— What you should do —
Copy, in full, each line of the material that holds the word "steps".

— Provided records —
* * * * * * * * *

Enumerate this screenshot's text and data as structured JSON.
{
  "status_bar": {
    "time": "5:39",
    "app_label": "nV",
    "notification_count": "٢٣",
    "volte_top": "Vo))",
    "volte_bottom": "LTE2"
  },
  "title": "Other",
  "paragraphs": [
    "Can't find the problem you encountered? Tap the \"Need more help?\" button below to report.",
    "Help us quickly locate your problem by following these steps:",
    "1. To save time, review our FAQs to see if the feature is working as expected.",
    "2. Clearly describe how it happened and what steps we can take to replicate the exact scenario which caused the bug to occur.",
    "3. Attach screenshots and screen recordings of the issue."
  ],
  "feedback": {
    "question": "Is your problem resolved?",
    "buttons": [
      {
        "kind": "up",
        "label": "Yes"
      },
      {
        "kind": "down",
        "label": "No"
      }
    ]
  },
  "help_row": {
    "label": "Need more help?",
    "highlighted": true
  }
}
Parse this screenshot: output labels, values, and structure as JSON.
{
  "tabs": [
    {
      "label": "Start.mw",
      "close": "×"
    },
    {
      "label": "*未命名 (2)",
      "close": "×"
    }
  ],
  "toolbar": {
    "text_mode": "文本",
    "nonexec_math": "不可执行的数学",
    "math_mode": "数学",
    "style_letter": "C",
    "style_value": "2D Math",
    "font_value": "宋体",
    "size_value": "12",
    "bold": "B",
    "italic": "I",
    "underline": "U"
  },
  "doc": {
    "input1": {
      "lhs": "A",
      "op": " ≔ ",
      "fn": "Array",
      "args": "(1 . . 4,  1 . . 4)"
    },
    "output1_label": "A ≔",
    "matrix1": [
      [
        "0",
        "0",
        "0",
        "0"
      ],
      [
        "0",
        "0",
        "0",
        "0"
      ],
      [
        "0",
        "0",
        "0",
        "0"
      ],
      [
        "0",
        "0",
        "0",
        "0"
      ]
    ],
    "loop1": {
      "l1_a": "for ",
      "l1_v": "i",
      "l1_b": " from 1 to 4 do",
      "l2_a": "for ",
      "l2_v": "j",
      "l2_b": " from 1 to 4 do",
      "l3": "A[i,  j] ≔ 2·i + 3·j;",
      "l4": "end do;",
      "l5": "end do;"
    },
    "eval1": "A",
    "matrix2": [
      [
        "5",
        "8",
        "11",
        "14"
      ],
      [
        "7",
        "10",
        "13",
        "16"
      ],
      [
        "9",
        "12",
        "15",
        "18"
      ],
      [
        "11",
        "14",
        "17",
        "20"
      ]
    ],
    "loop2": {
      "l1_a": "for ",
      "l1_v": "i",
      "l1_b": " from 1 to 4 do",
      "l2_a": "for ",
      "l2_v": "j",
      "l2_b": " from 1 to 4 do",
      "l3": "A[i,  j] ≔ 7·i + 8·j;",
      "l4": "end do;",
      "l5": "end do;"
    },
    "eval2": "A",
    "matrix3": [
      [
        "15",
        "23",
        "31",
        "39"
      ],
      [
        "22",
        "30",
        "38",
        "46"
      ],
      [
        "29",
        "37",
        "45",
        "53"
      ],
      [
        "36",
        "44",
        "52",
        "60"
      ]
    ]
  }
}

* * * * * * * * *

— Response to the exercise —
    "Help us quickly locate your problem by following these steps:",
    "2. Clearly describe how it happened and what steps we can take to replicate the exact scenario which caused the bug to occur.",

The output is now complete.